Without skipping anything, write out each record below exactly.

## Task input:
_ _ _

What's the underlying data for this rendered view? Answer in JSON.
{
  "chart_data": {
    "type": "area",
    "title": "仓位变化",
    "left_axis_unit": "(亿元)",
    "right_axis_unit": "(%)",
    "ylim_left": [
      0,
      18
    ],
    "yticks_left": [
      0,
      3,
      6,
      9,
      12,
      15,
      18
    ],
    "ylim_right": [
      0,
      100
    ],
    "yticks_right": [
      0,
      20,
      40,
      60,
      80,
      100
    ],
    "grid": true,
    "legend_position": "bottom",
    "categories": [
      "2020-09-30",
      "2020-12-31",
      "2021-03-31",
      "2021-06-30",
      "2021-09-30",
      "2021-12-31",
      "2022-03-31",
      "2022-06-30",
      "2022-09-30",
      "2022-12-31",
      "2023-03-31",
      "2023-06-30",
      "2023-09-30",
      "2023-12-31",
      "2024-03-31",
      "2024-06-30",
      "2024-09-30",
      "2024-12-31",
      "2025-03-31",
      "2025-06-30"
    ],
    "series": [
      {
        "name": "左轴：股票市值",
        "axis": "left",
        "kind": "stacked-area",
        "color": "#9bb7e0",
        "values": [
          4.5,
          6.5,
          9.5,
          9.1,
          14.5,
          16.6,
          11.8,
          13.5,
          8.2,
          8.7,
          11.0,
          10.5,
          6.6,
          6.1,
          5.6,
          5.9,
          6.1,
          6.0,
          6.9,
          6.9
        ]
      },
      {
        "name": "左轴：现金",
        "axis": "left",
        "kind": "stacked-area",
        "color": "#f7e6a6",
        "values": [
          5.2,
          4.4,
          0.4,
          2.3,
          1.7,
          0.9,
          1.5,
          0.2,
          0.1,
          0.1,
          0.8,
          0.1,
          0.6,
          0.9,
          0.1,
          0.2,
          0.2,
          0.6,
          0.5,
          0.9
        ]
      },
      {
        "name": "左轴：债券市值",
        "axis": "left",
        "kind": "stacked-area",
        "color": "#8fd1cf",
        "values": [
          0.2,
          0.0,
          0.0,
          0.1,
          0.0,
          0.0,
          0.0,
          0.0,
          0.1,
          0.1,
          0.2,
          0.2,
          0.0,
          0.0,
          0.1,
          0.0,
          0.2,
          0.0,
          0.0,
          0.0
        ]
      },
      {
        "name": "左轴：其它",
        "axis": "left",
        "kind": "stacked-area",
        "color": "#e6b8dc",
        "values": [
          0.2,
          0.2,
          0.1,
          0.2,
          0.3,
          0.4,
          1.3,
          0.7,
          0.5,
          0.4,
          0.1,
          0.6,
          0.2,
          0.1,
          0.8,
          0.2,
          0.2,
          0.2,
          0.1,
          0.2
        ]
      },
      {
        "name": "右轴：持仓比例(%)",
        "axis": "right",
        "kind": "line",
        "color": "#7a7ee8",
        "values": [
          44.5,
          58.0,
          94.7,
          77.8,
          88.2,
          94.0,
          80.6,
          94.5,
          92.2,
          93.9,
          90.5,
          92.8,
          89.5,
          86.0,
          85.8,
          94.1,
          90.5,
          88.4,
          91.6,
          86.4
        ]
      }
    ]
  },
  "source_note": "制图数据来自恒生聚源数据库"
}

_ _ _

## Reply to the exercise:
What's the underlying data for this rendered view? Answer in JSON.
{
  "chart_data": {
    "type": "area",
    "title": "仓位变化",
    "left_axis_unit": "(亿元)",
    "right_axis_unit": "(%)",
    "ylim_left": [
      0,
      18
    ],
    "yticks_left": [
      0,
      3,
      6,
      9,
      12,
      15,
      18
    ],
    "ylim_right": [
      0,
      100
    ],
    "yticks_right": [
      0,
      20,
      40,
      60,
      80,
      100
    ],
    "grid": true,
    "legend_position": "bottom",
    "categories": [
      "2020-09-30",
      "2020-12-31",
      "2021-03-31",
      "2021-06-30",
      "2021-09-30",
      "2021-12-31",
      "2022-03-31",
      "2022-06-30",
      "2022-09-30",
      "2022-12-31",
      "2023-03-31",
      "2023-06-30",
      "2023-09-30",
      "2023-12-31",
      "2024-03-31",
      "2024-06-30",
      "2024-09-30",
      "2024-12-31",
      "2025-03-31",
      "2025-06-30"
    ],
    "series": [
      {
        "name": "左轴：股票市值",
        "axis": "left",
        "kind": "stacked-area",
        "color": "#9bb7e0",
        "values": [
          4.5,
          6.5,
          9.5,
          9.1,
          14.5,
          16.6,
          11.8,
          13.5,
          8.2,
          8.7,
          11.0,
          10.5,
          6.6,
          6.1,
          5.6,
          5.9,
          6.1,
          6.0,
          6.9,
          6.9
        ]
      },
      {
        "name": "左轴：现金",
        "axis": "left",
        "kind": "stacked-area",
        "color": "#f7e6a6",
        "values": [
          5.2,
          4.4,
          0.4,
          2.3,
          1.7,
          0.9,
          1.5,
          0.2,
          0.1,
          0.1,
          0.8,
          0.1,
          0.6,
          0.9,
          0.1,
          0.2,
          0.2,
          0.6,
          0.5,
          0.9
        ]
      },
      {
        "name": "左轴：债券市值",
        "axis": "left",
        "kind": "stacked-area",
        "color": "#8fd1cf",
        "values": [
          0.2,
          0.0,
          0.0,
          0.1,
          0.0,
          0.0,
          0.0,
          0.0,
          0.1,
          0.1,
          0.2,
          0.2,
          0.0,
          0.0,
          0.1,
          0.0,
          0.2,
          0.0,
          0.0,
          0.0
        ]
      },
      {
        "name": "左轴：其它",
        "axis": "left",
        "kind": "stacked-area",
        "color": "#e6b8dc",
        "values": [
          0.2,
          0.2,
          0.1,
          0.2,
          0.3,
          0.4,
          1.3,
          0.7,
          0.5,
          0.4,
          0.1,
          0.6,
          0.2,
          0.1,
          0.8,
          0.2,
          0.2,
          0.2,
          0.1,
          0.2
        ]
      },
      {
        "name": "右轴：持仓比例(%)",
        "axis": "right",
        "kind": "line",
        "color": "#7a7ee8",
        "values": [
          44.5,
          58.0,
          94.7,
          77.8,
          88.2,
          94.0,
          80.6,
          94.5,
          92.2,
          93.9,
          90.5,
          92.8,
          89.5,
          86.0,
          85.8,
          94.1,
          90.5,
          88.4,
          91.6,
          86.4
        ]
      }
    ]
  },
  "source_note": "制图数据来自恒生聚源数据库"
}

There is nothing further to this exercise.